— What you will do —
Extract every line of the material below and reproduce it faithfully.
>> Start
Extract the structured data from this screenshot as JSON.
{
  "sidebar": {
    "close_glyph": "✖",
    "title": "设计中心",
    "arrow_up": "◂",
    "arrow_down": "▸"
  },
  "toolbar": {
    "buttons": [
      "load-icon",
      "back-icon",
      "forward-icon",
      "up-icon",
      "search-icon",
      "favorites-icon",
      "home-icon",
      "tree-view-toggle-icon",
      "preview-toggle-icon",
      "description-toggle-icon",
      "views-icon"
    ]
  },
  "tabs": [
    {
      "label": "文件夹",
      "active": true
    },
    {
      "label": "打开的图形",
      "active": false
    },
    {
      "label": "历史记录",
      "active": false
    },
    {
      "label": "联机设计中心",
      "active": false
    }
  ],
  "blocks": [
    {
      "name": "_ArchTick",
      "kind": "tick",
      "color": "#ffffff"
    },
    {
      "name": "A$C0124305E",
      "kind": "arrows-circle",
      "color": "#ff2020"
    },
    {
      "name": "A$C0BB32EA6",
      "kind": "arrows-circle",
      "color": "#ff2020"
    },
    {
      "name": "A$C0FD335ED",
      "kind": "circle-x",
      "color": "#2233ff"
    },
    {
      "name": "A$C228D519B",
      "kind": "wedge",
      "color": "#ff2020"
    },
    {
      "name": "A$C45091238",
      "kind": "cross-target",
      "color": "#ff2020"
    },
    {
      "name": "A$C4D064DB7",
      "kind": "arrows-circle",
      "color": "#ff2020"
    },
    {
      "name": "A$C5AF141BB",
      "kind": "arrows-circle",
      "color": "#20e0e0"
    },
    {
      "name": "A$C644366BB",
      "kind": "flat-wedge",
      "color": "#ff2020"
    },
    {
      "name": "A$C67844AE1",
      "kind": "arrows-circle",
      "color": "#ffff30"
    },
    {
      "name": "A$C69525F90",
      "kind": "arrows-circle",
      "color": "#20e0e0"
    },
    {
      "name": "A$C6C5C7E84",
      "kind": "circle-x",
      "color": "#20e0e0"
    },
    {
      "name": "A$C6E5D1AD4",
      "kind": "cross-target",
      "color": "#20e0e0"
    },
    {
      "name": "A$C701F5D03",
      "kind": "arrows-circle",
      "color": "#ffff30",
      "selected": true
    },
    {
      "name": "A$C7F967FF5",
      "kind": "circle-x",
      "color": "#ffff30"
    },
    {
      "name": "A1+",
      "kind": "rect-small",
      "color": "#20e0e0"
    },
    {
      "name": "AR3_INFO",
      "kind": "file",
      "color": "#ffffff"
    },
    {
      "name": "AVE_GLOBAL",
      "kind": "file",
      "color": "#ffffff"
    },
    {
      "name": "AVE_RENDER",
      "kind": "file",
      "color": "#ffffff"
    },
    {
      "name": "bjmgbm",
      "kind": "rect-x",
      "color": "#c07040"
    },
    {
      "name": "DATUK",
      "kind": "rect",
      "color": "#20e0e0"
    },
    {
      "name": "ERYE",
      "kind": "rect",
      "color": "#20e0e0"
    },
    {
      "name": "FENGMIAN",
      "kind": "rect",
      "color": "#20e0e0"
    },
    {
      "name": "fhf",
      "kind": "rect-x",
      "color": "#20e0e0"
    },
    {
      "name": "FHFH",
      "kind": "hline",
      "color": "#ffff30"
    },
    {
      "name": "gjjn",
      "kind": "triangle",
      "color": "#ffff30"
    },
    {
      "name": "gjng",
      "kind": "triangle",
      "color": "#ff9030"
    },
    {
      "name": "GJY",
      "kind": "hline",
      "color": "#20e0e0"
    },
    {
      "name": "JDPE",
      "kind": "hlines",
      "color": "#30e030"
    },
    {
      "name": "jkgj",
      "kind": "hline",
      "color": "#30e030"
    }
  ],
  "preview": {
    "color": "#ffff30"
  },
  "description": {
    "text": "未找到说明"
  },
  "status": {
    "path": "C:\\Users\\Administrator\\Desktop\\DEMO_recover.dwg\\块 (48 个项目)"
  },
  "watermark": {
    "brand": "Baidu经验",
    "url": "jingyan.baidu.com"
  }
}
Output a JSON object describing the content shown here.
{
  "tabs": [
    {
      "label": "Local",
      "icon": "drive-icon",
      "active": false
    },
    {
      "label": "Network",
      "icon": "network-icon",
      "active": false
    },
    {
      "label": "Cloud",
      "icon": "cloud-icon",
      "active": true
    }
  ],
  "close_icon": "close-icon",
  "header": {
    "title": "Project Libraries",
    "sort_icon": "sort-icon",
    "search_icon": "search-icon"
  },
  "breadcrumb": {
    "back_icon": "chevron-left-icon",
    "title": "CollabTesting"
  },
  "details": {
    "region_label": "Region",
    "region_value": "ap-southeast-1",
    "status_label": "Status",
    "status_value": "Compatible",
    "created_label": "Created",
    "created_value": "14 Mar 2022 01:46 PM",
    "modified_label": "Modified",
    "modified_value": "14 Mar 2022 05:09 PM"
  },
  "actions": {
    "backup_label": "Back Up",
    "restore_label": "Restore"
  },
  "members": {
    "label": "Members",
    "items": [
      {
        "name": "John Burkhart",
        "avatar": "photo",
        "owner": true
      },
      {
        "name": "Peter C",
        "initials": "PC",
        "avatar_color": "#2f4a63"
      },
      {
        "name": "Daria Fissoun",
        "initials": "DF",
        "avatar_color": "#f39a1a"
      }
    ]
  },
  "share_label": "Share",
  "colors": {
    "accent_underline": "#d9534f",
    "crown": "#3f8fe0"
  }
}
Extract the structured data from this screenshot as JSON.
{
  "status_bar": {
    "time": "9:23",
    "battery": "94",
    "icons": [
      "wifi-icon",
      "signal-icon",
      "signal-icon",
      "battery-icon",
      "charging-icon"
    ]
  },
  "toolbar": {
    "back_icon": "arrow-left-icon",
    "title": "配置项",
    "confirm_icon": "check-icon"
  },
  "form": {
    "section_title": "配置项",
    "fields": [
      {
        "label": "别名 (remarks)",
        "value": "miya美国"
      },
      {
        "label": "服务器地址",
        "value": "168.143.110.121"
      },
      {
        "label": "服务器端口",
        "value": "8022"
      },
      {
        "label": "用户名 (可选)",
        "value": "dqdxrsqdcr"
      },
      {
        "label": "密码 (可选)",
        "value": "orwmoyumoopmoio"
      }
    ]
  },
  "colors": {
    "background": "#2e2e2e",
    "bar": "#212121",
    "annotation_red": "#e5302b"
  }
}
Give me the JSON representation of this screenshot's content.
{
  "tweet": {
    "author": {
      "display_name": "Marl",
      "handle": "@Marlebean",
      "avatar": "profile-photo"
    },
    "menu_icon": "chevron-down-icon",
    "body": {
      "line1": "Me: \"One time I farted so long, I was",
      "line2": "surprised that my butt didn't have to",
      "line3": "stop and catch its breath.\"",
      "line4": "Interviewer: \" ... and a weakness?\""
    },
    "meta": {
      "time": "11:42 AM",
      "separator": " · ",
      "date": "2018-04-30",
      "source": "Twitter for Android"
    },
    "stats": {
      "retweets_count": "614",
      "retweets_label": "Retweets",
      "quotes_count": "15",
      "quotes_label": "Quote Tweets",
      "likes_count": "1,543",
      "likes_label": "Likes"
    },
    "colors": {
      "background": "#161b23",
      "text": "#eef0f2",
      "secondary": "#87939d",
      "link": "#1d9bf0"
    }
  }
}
>> End
— Answer for this exercise —
Extract the structured data from this screenshot as JSON.
{
  "sidebar": {
    "close_glyph": "✖",
    "title": "设计中心",
    "arrow_up": "◂",
    "arrow_down": "▸"
  },
  "toolbar": {
    "buttons": [
      "load-icon",
      "back-icon",
      "forward-icon",
      "up-icon",
      "search-icon",
      "favorites-icon",
      "home-icon",
      "tree-view-toggle-icon",
      "preview-toggle-icon",
      "description-toggle-icon",
      "views-icon"
    ]
  },
  "tabs": [
    {
      "label": "文件夹",
      "active": true
    },
    {
      "label": "打开的图形",
      "active": false
    },
    {
      "label": "历史记录",
      "active": false
    },
    {
      "label": "联机设计中心",
      "active": false
    }
  ],
  "blocks": [
    {
      "name": "_ArchTick",
      "kind": "tick",
      "color": "#ffffff"
    },
    {
      "name": "A$C0124305E",
      "kind": "arrows-circle",
      "color": "#ff2020"
    },
    {
      "name": "A$C0BB32EA6",
      "kind": "arrows-circle",
      "color": "#ff2020"
    },
    {
      "name": "A$C0FD335ED",
      "kind": "circle-x",
      "color": "#2233ff"
    },
    {
      "name": "A$C228D519B",
      "kind": "wedge",
      "color": "#ff2020"
    },
    {
      "name": "A$C45091238",
      "kind": "cross-target",
      "color": "#ff2020"
    },
    {
      "name": "A$C4D064DB7",
      "kind": "arrows-circle",
      "color": "#ff2020"
    },
    {
      "name": "A$C5AF141BB",
      "kind": "arrows-circle",
      "color": "#20e0e0"
    },
    {
      "name": "A$C644366BB",
      "kind": "flat-wedge",
      "color": "#ff2020"
    },
    {
      "name": "A$C67844AE1",
      "kind": "arrows-circle",
      "color": "#ffff30"
    },
    {
      "name": "A$C69525F90",
      "kind": "arrows-circle",
      "color": "#20e0e0"
    },
    {
      "name": "A$C6C5C7E84",
      "kind": "circle-x",
      "color": "#20e0e0"
    },
    {
      "name": "A$C6E5D1AD4",
      "kind": "cross-target",
      "color": "#20e0e0"
    },
    {
      "name": "A$C701F5D03",
      "kind": "arrows-circle",
      "color": "#ffff30",
      "selected": true
    },
    {
      "name": "A$C7F967FF5",
      "kind": "circle-x",
      "color": "#ffff30"
    },
    {
      "name": "A1+",
      "kind": "rect-small",
      "color": "#20e0e0"
    },
    {
      "name": "AR3_INFO",
      "kind": "file",
      "color": "#ffffff"
    },
    {
      "name": "AVE_GLOBAL",
      "kind": "file",
      "color": "#ffffff"
    },
    {
      "name": "AVE_RENDER",
      "kind": "file",
      "color": "#ffffff"
    },
    {
      "name": "bjmgbm",
      "kind": "rect-x",
      "color": "#c07040"
    },
    {
      "name": "DATUK",
      "kind": "rect",
      "color": "#20e0e0"
    },
    {
      "name": "ERYE",
      "kind": "rect",
      "color": "#20e0e0"
    },
    {
      "name": "FENGMIAN",
      "kind": "rect",
      "color": "#20e0e0"
    },
    {
      "name": "fhf",
      "kind": "rect-x",
      "color": "#20e0e0"
    },
    {
      "name": "FHFH",
      "kind": "hline",
      "color": "#ffff30"
    },
    {
      "name": "gjjn",
      "kind": "triangle",
      "color": "#ffff30"
    },
    {
      "name": "gjng",
      "kind": "triangle",
      "color": "#ff9030"
    },
    {
      "name": "GJY",
      "kind": "hline",
      "color": "#20e0e0"
    },
    {
      "name": "JDPE",
      "kind": "hlines",
      "color": "#30e030"
    },
    {
      "name": "jkgj",
      "kind": "hline",
      "color": "#30e030"
    }
  ],
  "preview": {
    "color": "#ffff30"
  },
  "description": {
    "text": "未找到说明"
  },
  "status": {
    "path": "C:\\Users\\Administrator\\Desktop\\DEMO_recover.dwg\\块 (48 个项目)"
  },
  "watermark": {
    "brand": "Baidu经验",
    "url": "jingyan.baidu.com"
  }
}
Output a JSON object describing the content shown here.
{
  "tabs": [
    {
      "label": "Local",
      "icon": "drive-icon",
      "active": false
    },
    {
      "label": "Network",
      "icon": "network-icon",
      "active": false
    },
    {
      "label": "Cloud",
      "icon": "cloud-icon",
      "active": true
    }
  ],
  "close_icon": "close-icon",
  "header": {
    "title": "Project Libraries",
    "sort_icon": "sort-icon",
    "search_icon": "search-icon"
  },
  "breadcrumb": {
    "back_icon": "chevron-left-icon",
    "title": "CollabTesting"
  },
  "details": {
    "region_label": "Region",
    "region_value": "ap-southeast-1",
    "status_label": "Status",
    "status_value": "Compatible",
    "created_label": "Created",
    "created_value": "14 Mar 2022 01:46 PM",
    "modified_label": "Modified",
    "modified_value": "14 Mar 2022 05:09 PM"
  },
  "actions": {
    "backup_label": "Back Up",
    "restore_label": "Restore"
  },
  "members": {
    "label": "Members",
    "items": [
      {
        "name": "John Burkhart",
        "avatar": "photo",
        "owner": true
      },
      {
        "name": "Peter C",
        "initials": "PC",
        "avatar_color": "#2f4a63"
      },
      {
        "name": "Daria Fissoun",
        "initials": "DF",
        "avatar_color": "#f39a1a"
      }
    ]
  },
  "share_label": "Share",
  "colors": {
    "accent_underline": "#d9534f",
    "crown": "#3f8fe0"
  }
}
Extract the structured data from this screenshot as JSON.
{
  "status_bar": {
    "time": "9:23",
    "battery": "94",
    "icons": [
      "wifi-icon",
      "signal-icon",
      "signal-icon",
      "battery-icon",
      "charging-icon"
    ]
  },
  "toolbar": {
    "back_icon": "arrow-left-icon",
    "title": "配置项",
    "confirm_icon": "check-icon"
  },
  "form": {
    "section_title": "配置项",
    "fields": [
      {
        "label": "别名 (remarks)",
        "value": "miya美国"
      },
      {
        "label": "服务器地址",
        "value": "168.143.110.121"
      },
      {
        "label": "服务器端口",
        "value": "8022"
      },
      {
        "label": "用户名 (可选)",
        "value": "dqdxrsqdcr"
      },
      {
        "label": "密码 (可选)",
        "value": "orwmoyumoopmoio"
      }
    ]
  },
  "colors": {
    "background": "#2e2e2e",
    "bar": "#212121",
    "annotation_red": "#e5302b"
  }
}
Give me the JSON representation of this screenshot's content.
{
  "tweet": {
    "author": {
      "display_name": "Marl",
      "handle": "@Marlebean",
      "avatar": "profile-photo"
    },
    "menu_icon": "chevron-down-icon",
    "body": {
      "line1": "Me: \"One time I farted so long, I was",
      "line2": "surprised that my butt didn't have to",
      "line3": "stop and catch its breath.\"",
      "line4": "Interviewer: \" ... and a weakness?\""
    },
    "meta": {
      "time": "11:42 AM",
      "separator": " · ",
      "date": "2018-04-30",
      "source": "Twitter for Android"
    },
    "stats": {
      "retweets_count": "614",
      "retweets_label": "Retweets",
      "quotes_count": "15",
      "quotes_label": "Quote Tweets",
      "likes_count": "1,543",
      "likes_label": "Likes"
    },
    "colors": {
      "background": "#161b23",
      "text": "#eef0f2",
      "secondary": "#87939d",
      "link": "#1d9bf0"
    }
  }
}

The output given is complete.